Stored dataset items
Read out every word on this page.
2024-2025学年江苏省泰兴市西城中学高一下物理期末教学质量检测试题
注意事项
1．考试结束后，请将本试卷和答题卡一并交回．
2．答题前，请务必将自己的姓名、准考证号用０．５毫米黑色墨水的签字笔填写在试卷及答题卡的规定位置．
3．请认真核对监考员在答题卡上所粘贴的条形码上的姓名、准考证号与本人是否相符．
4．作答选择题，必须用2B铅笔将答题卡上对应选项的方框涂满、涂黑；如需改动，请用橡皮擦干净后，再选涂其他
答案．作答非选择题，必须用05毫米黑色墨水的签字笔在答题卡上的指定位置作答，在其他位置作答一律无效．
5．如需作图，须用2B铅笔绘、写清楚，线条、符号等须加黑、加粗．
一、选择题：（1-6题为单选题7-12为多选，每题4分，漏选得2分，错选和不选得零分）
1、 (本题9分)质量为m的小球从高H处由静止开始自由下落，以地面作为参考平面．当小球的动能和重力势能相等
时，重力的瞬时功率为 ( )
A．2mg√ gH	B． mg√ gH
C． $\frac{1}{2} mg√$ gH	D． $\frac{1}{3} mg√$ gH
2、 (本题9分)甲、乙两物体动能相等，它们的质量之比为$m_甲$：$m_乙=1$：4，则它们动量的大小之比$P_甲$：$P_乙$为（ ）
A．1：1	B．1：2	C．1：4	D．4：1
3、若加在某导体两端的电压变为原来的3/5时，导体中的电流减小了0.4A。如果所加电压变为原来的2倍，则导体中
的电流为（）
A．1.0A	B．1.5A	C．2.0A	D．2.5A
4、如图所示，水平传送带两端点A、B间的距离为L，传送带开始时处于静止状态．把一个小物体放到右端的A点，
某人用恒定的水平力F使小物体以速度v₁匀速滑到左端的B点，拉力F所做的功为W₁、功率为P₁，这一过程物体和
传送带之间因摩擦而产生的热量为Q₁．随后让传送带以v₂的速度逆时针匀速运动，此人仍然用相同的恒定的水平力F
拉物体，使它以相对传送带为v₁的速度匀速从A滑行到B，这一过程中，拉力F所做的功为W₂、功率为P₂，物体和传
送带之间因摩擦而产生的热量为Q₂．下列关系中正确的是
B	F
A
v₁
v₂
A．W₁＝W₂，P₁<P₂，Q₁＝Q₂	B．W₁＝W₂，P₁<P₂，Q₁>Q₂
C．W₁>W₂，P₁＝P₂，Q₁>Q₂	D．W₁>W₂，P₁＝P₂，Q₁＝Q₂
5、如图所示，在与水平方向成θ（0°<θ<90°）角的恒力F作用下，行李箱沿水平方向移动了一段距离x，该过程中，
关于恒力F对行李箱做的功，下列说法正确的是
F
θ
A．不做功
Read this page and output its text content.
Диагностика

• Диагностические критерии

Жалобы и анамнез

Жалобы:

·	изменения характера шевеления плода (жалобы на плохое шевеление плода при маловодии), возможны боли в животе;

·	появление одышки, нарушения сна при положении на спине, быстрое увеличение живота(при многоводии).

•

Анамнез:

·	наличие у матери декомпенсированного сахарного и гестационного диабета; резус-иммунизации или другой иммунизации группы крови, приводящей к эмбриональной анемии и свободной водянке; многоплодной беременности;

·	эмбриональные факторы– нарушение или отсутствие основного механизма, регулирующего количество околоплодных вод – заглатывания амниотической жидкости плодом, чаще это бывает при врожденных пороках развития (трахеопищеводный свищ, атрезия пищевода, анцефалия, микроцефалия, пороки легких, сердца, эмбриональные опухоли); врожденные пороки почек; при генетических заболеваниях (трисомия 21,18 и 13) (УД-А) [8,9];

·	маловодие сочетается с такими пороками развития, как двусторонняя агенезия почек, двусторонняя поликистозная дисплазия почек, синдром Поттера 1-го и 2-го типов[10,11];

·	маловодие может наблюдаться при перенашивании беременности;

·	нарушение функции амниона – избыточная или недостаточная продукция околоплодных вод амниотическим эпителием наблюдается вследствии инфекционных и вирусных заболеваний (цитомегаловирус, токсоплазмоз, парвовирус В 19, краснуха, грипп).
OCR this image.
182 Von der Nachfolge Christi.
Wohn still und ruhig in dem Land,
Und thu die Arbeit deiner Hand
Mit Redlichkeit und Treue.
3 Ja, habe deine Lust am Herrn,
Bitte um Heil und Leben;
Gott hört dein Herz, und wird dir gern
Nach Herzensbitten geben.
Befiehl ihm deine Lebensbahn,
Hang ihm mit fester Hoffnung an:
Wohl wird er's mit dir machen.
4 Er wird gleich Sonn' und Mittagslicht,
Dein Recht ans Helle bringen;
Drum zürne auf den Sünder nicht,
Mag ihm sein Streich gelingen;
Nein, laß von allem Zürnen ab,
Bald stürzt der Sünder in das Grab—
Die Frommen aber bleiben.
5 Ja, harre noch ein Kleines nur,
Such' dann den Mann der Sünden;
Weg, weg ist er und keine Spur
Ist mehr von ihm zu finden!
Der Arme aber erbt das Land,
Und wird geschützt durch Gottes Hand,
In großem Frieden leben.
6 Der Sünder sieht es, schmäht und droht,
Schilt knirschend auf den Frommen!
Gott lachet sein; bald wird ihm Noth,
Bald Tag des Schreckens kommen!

Prompt:
List the lines of the material in which the word "wird" occurs.

Complete output:
Gott hört dein Herz, und wird dir gern
Wohl wird er's mit dir machen.
4 Er wird gleich Sonn' und Mittagslicht,
Und wird geschützt durch Gottes Hand,
Gott lachet sein; bald wird ihm Noth,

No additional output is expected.